▶ **YOUR GOAL**:
Write out all of the records precisely. Skip anything that is a picture.

[Dataset rows]

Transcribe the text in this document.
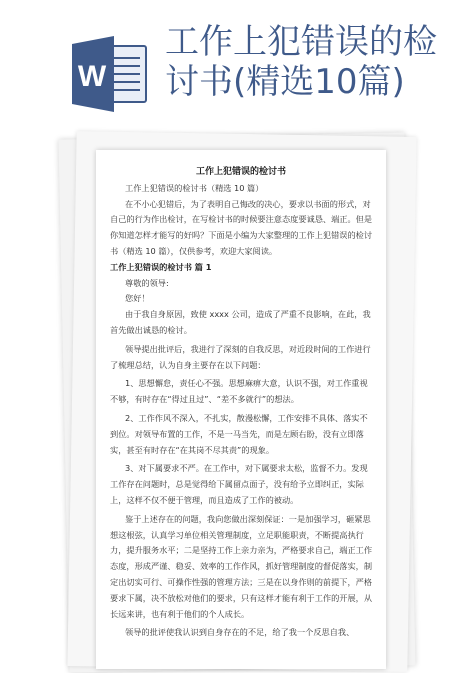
W
工作上犯错误的检讨书(精选10篇)

工作上犯错误的检讨书

工作上犯错误的检讨书（精选 10 篇）

在不小心犯错后，为了表明自己悔改的决心，要求以书面的形式，对自己的行为作出检讨，在写检讨书的时候要注意态度要诚恳、端正。但是你知道怎样才能写的好吗？下面是小编为大家整理的工作上犯错误的检讨书（精选 10 篇），仅供参考，欢迎大家阅读。

工作上犯错误的检讨书 篇 1

尊敬的领导:

您好！

由于我自身原因，致使 xxxx 公司，造成了严重不良影响，在此，我首先做出诚恳的检讨。

领导提出批评后，我进行了深刻的自我反思，对近段时间的工作进行了梳理总结，认为自身主要存在以下问题：

1、思想懈怠，责任心不强。思想麻痹大意，认识不强，对工作重视不够，有时存在“得过且过”、“差不多就行”的想法。

2、工作作风不深入，不扎实，散漫松懈，工作安排不具体、落实不到位。对领导布置的工作，不是一马当先，而是左顾右盼，没有立即落实，甚至有时存在“在其岗不尽其责”的现象。

3、对下属要求不严。在工作中，对下属要求太松，监督不力。发现工作存在问题时，总是觉得给下属留点面子，没有给予立即纠正，实际上，这样不仅不便于管理，而且造成了工作的被动。

鉴于上述存在的问题，我向您做出深刻保证：一是加强学习，砸紧思想这根弦，认真学习单位相关管理制度，立足职能职责，不断提高执行力，提升服务水平；二是坚持工作上亲力亲为，严格要求自己，端正工作态度，形成严谨、稳妥、效率的工作作风，抓好管理制度的督促落实，制定出切实可行、可操作性强的管理方法；三是在以身作则的前提下，严格要求下属，决不放松对他们的要求，只有这样才能有利于工作的开展，从长远来讲，也有利于他们的个人成长。

领导的批评使我认识到自身存在的不足，给了我一个反思自我、
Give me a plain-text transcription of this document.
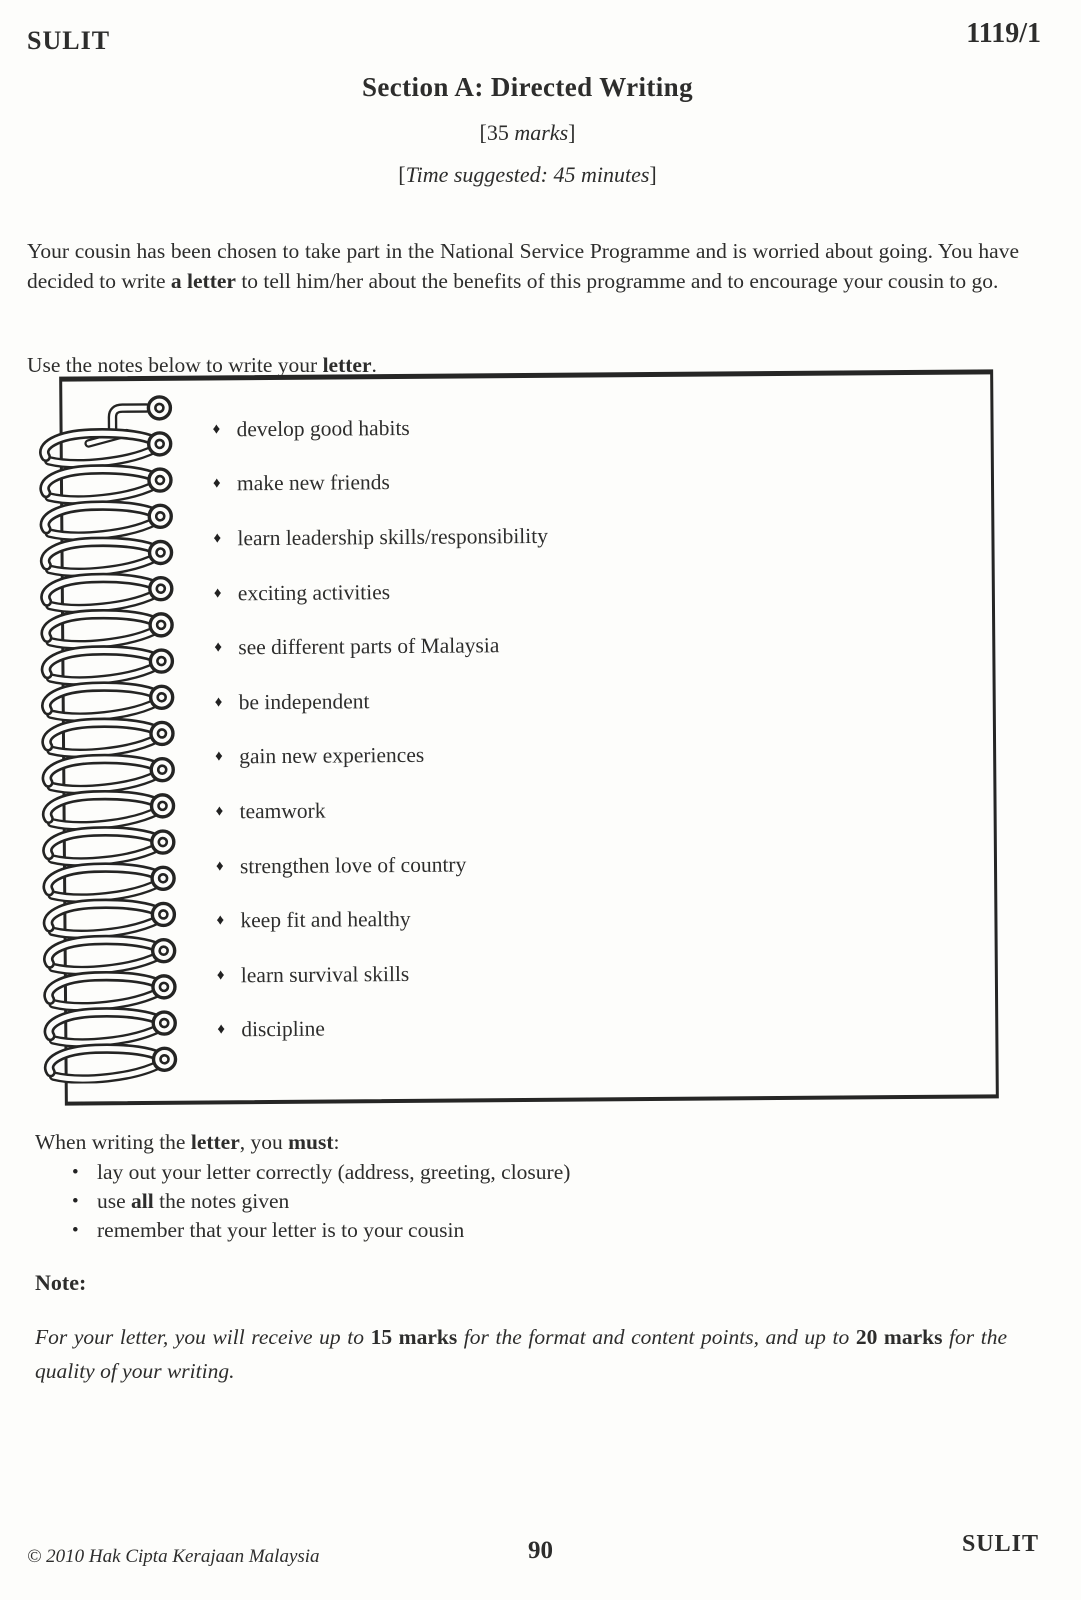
SULIT	1119/1
Section A: Directed Writing
[35 marks]
[Time suggested: 45 minutes]

Your cousin has been chosen to take part in the National Service Programme and is worried about going. You have decided to write a letter to tell him/her about the benefits of this programme and to encourage your cousin to go.

Use the notes below to write your letter.

♦ develop good habits
♦ make new friends
♦ learn leadership skills/responsibility
♦ exciting activities
♦ see different parts of Malaysia
♦ be independent
♦ gain new experiences
♦ teamwork
♦ strengthen love of country
♦ keep fit and healthy
♦ learn survival skills
♦ discipline
When writing the letter, you must:
• lay out your letter correctly (address, greeting, closure)
• use all the notes given
• remember that your letter is to your cousin
Note:

For your letter, you will receive up to 15 marks for the format and content points, and up to 20 marks for the quality of your writing.

© 2010 Hak Cipta Kerajaan Malaysia	90	SULIT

▶ **SOLUTION**:
Transcribe the text in this document.
W
工作上犯错误的检讨书(精选10篇)

工作上犯错误的检讨书

工作上犯错误的检讨书（精选 10 篇）

在不小心犯错后，为了表明自己悔改的决心，要求以书面的形式，对自己的行为作出检讨，在写检讨书的时候要注意态度要诚恳、端正。但是你知道怎样才能写的好吗？下面是小编为大家整理的工作上犯错误的检讨书（精选 10 篇），仅供参考，欢迎大家阅读。

工作上犯错误的检讨书 篇 1

尊敬的领导:

您好！

由于我自身原因，致使 xxxx 公司，造成了严重不良影响，在此，我首先做出诚恳的检讨。

领导提出批评后，我进行了深刻的自我反思，对近段时间的工作进行了梳理总结，认为自身主要存在以下问题：

1、思想懈怠，责任心不强。思想麻痹大意，认识不强，对工作重视不够，有时存在“得过且过”、“差不多就行”的想法。

2、工作作风不深入，不扎实，散漫松懈，工作安排不具体、落实不到位。对领导布置的工作，不是一马当先，而是左顾右盼，没有立即落实，甚至有时存在“在其岗不尽其责”的现象。

3、对下属要求不严。在工作中，对下属要求太松，监督不力。发现工作存在问题时，总是觉得给下属留点面子，没有给予立即纠正，实际上，这样不仅不便于管理，而且造成了工作的被动。

鉴于上述存在的问题，我向您做出深刻保证：一是加强学习，砸紧思想这根弦，认真学习单位相关管理制度，立足职能职责，不断提高执行力，提升服务水平；二是坚持工作上亲力亲为，严格要求自己，端正工作态度，形成严谨、稳妥、效率的工作作风，抓好管理制度的督促落实，制定出切实可行、可操作性强的管理方法；三是在以身作则的前提下，严格要求下属，决不放松对他们的要求，只有这样才能有利于工作的开展，从长远来讲，也有利于他们的个人成长。

领导的批评使我认识到自身存在的不足，给了我一个反思自我、
Give me a plain-text transcription of this document.
SULIT	1119/1
Section A: Directed Writing
[35 marks]
[Time suggested: 45 minutes]

Your cousin has been chosen to take part in the National Service Programme and is worried about going. You have decided to write a letter to tell him/her about the benefits of this programme and to encourage your cousin to go.

Use the notes below to write your letter.

♦ develop good habits
♦ make new friends
♦ learn leadership skills/responsibility
♦ exciting activities
♦ see different parts of Malaysia
♦ be independent
♦ gain new experiences
♦ teamwork
♦ strengthen love of country
♦ keep fit and healthy
♦ learn survival skills
♦ discipline
When writing the letter, you must:
• lay out your letter correctly (address, greeting, closure)
• use all the notes given
• remember that your letter is to your cousin
Note:

For your letter, you will receive up to 15 marks for the format and content points, and up to 20 marks for the quality of your writing.

© 2010 Hak Cipta Kerajaan Malaysia	90	SULIT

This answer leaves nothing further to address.